Work to complete =
Drop the pictures, then extract the listing word for word.

═══ Excerpted data ═══

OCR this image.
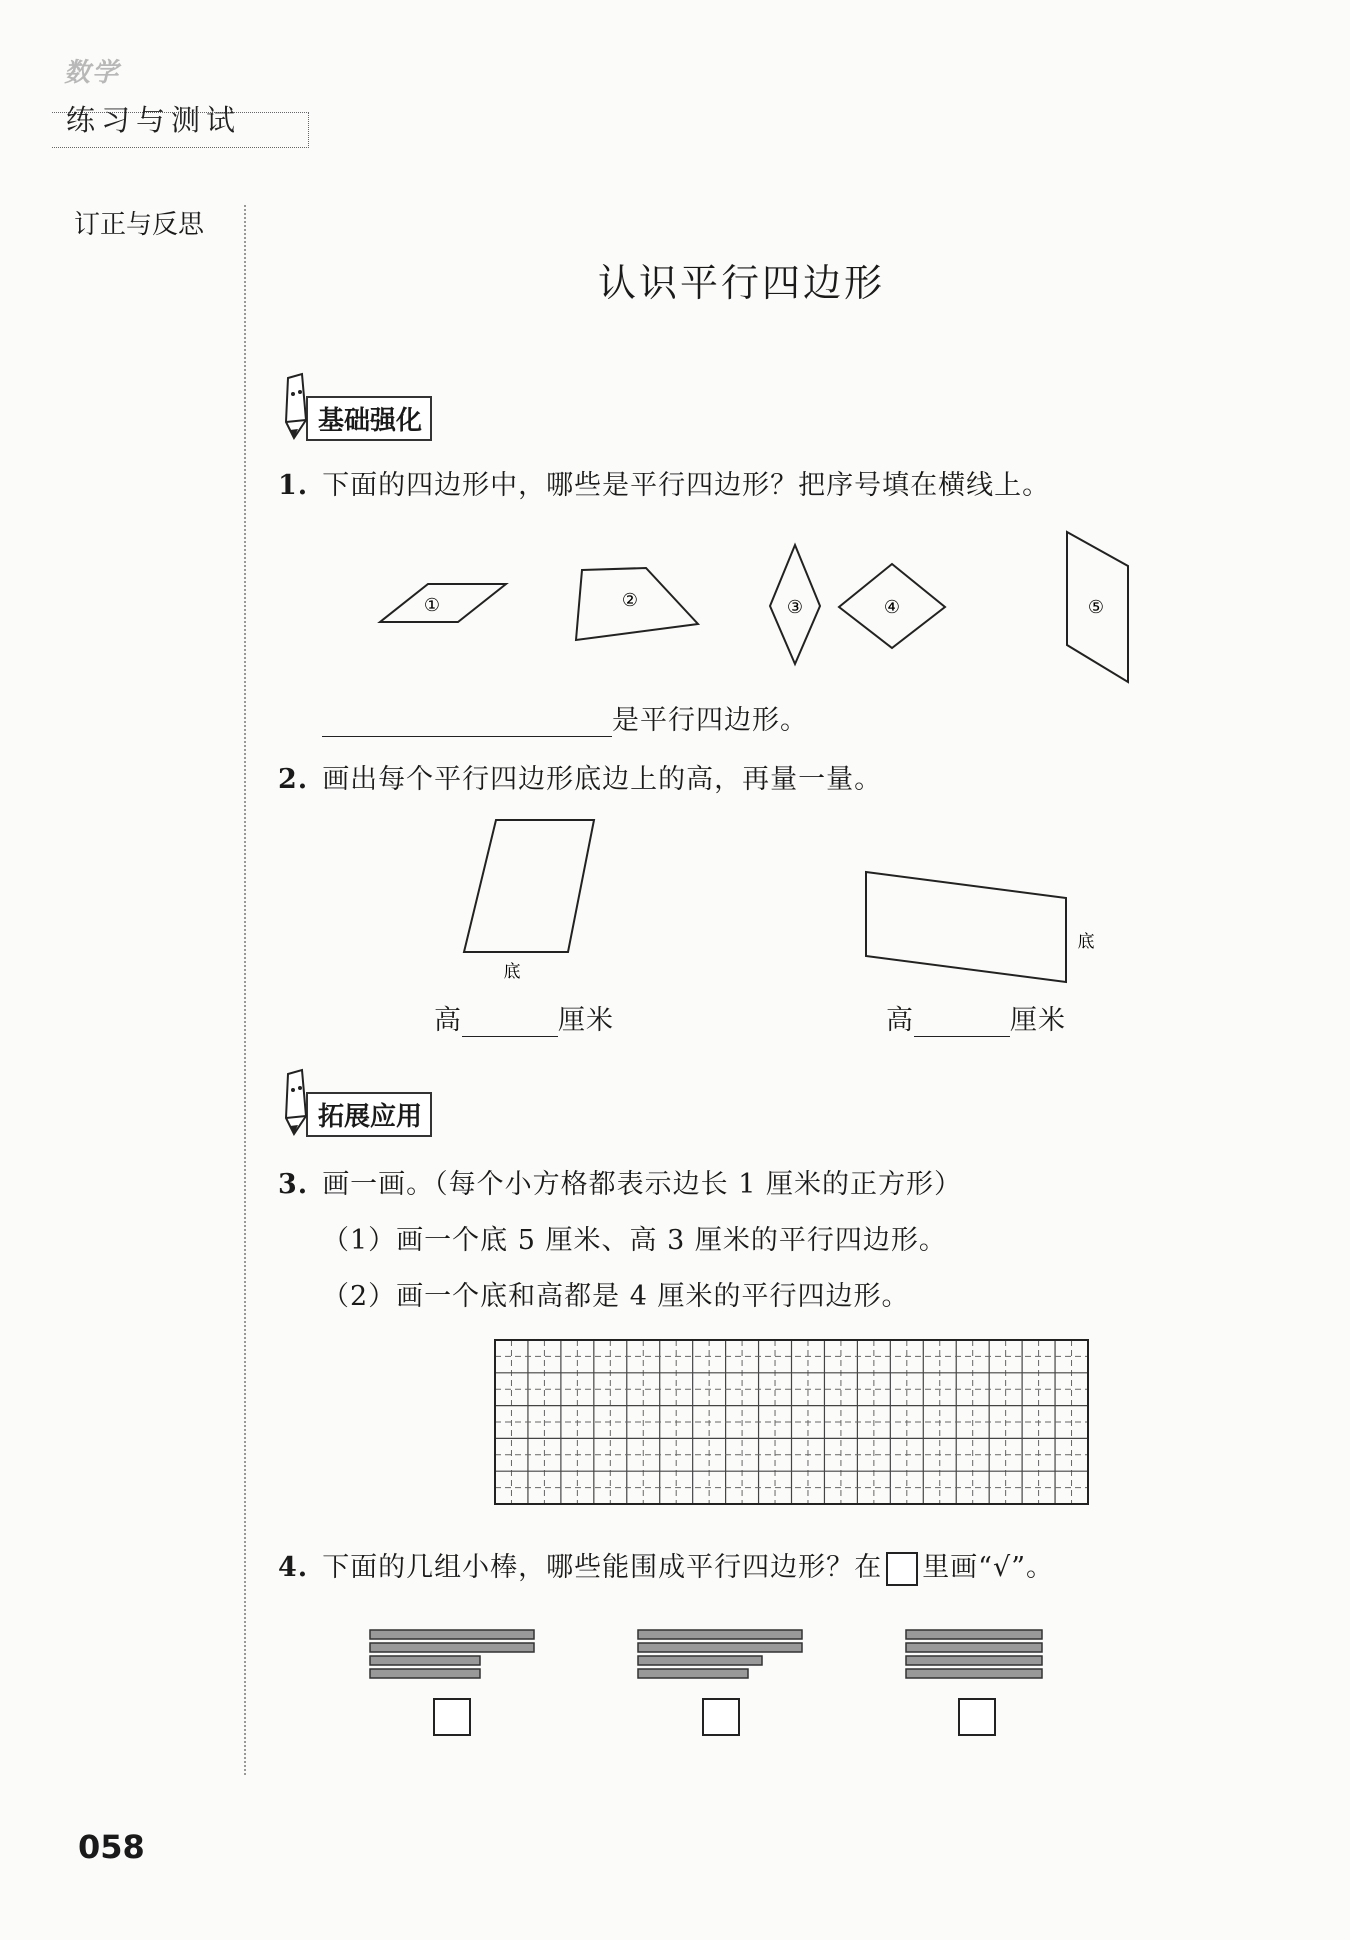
数学
练习与测试
订正与反思
认识平行四边形
基础强化
1. 下面的四边形中，哪些是平行四边形？把序号填在横线上。
①	②	③	④	⑤
是平行四边形。
2. 画出每个平行四边形底边上的高，再量一量。
底
底
高	厘米	高	厘米
拓展应用
3. 画一画。（每个小方格都表示边长 1 厘米的正方形）
（1）画一个底 5 厘米、高 3 厘米的平行四边形。
（2）画一个底和高都是 4 厘米的平行四边形。
4. 下面的几组小棒，哪些能围成平行四边形？在 里画“√”。
058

═══

Task solution =
OCR this image.
数学
练习与测试
订正与反思
认识平行四边形
基础强化
1. 下面的四边形中，哪些是平行四边形？把序号填在横线上。
①	②	③	④	⑤
是平行四边形。
2. 画出每个平行四边形底边上的高，再量一量。
底
底
高	厘米	高	厘米
拓展应用
3. 画一画。（每个小方格都表示边长 1 厘米的正方形）
（1）画一个底 5 厘米、高 3 厘米的平行四边形。
（2）画一个底和高都是 4 厘米的平行四边形。
4. 下面的几组小棒，哪些能围成平行四边形？在 里画“√”。
058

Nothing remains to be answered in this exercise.